→ PROBLEM STATEMENT
Your task is to output all the records below, word for word.

→ TASK MATERIAL
= = = = =

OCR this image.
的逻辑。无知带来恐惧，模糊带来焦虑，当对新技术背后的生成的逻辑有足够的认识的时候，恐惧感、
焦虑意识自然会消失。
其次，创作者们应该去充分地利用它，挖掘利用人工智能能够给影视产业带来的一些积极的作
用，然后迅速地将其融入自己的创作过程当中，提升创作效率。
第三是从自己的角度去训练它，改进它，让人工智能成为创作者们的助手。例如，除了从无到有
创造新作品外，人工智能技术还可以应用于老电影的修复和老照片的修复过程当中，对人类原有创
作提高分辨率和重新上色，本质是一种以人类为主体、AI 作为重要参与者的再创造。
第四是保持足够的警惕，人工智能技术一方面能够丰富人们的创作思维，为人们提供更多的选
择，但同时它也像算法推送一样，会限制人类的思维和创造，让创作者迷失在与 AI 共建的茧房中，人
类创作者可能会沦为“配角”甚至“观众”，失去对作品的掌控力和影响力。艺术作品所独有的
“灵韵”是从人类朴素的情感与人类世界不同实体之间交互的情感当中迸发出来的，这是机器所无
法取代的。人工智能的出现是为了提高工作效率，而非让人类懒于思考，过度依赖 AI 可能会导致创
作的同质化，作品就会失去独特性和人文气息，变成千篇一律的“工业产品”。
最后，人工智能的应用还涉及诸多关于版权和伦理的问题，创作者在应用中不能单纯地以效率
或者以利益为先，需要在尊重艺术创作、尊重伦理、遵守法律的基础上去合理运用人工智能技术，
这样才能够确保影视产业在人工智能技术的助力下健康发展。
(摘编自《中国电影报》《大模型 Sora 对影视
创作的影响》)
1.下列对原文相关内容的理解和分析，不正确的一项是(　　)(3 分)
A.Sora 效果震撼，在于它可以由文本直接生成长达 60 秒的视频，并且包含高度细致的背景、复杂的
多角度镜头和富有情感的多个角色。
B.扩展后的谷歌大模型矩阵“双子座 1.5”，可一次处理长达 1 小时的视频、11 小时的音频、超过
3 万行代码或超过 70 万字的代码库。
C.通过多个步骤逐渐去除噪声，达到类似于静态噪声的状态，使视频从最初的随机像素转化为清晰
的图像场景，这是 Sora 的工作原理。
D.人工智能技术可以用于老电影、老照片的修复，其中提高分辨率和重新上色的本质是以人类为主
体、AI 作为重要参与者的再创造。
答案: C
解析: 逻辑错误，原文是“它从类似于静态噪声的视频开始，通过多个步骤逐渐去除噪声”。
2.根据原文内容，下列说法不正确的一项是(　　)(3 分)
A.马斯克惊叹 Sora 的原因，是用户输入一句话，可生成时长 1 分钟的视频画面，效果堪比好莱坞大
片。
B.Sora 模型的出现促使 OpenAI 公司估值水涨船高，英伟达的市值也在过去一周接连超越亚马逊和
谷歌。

= = = = =

→ RESULT OF THIS EXERCISE
OCR this image.
的逻辑。无知带来恐惧，模糊带来焦虑，当对新技术背后的生成的逻辑有足够的认识的时候，恐惧感、
焦虑意识自然会消失。
其次，创作者们应该去充分地利用它，挖掘利用人工智能能够给影视产业带来的一些积极的作
用，然后迅速地将其融入自己的创作过程当中，提升创作效率。
第三是从自己的角度去训练它，改进它，让人工智能成为创作者们的助手。例如，除了从无到有
创造新作品外，人工智能技术还可以应用于老电影的修复和老照片的修复过程当中，对人类原有创
作提高分辨率和重新上色，本质是一种以人类为主体、AI 作为重要参与者的再创造。
第四是保持足够的警惕，人工智能技术一方面能够丰富人们的创作思维，为人们提供更多的选
择，但同时它也像算法推送一样，会限制人类的思维和创造，让创作者迷失在与 AI 共建的茧房中，人
类创作者可能会沦为“配角”甚至“观众”，失去对作品的掌控力和影响力。艺术作品所独有的
“灵韵”是从人类朴素的情感与人类世界不同实体之间交互的情感当中迸发出来的，这是机器所无
法取代的。人工智能的出现是为了提高工作效率，而非让人类懒于思考，过度依赖 AI 可能会导致创
作的同质化，作品就会失去独特性和人文气息，变成千篇一律的“工业产品”。
最后，人工智能的应用还涉及诸多关于版权和伦理的问题，创作者在应用中不能单纯地以效率
或者以利益为先，需要在尊重艺术创作、尊重伦理、遵守法律的基础上去合理运用人工智能技术，
这样才能够确保影视产业在人工智能技术的助力下健康发展。
(摘编自《中国电影报》《大模型 Sora 对影视
创作的影响》)
1.下列对原文相关内容的理解和分析，不正确的一项是(　　)(3 分)
A.Sora 效果震撼，在于它可以由文本直接生成长达 60 秒的视频，并且包含高度细致的背景、复杂的
多角度镜头和富有情感的多个角色。
B.扩展后的谷歌大模型矩阵“双子座 1.5”，可一次处理长达 1 小时的视频、11 小时的音频、超过
3 万行代码或超过 70 万字的代码库。
C.通过多个步骤逐渐去除噪声，达到类似于静态噪声的状态，使视频从最初的随机像素转化为清晰
的图像场景，这是 Sora 的工作原理。
D.人工智能技术可以用于老电影、老照片的修复，其中提高分辨率和重新上色的本质是以人类为主
体、AI 作为重要参与者的再创造。
答案: C
解析: 逻辑错误，原文是“它从类似于静态噪声的视频开始，通过多个步骤逐渐去除噪声”。
2.根据原文内容，下列说法不正确的一项是(　　)(3 分)
A.马斯克惊叹 Sora 的原因，是用户输入一句话，可生成时长 1 分钟的视频画面，效果堪比好莱坞大
片。
B.Sora 模型的出现促使 OpenAI 公司估值水涨船高，英伟达的市值也在过去一周接连超越亚马逊和
谷歌。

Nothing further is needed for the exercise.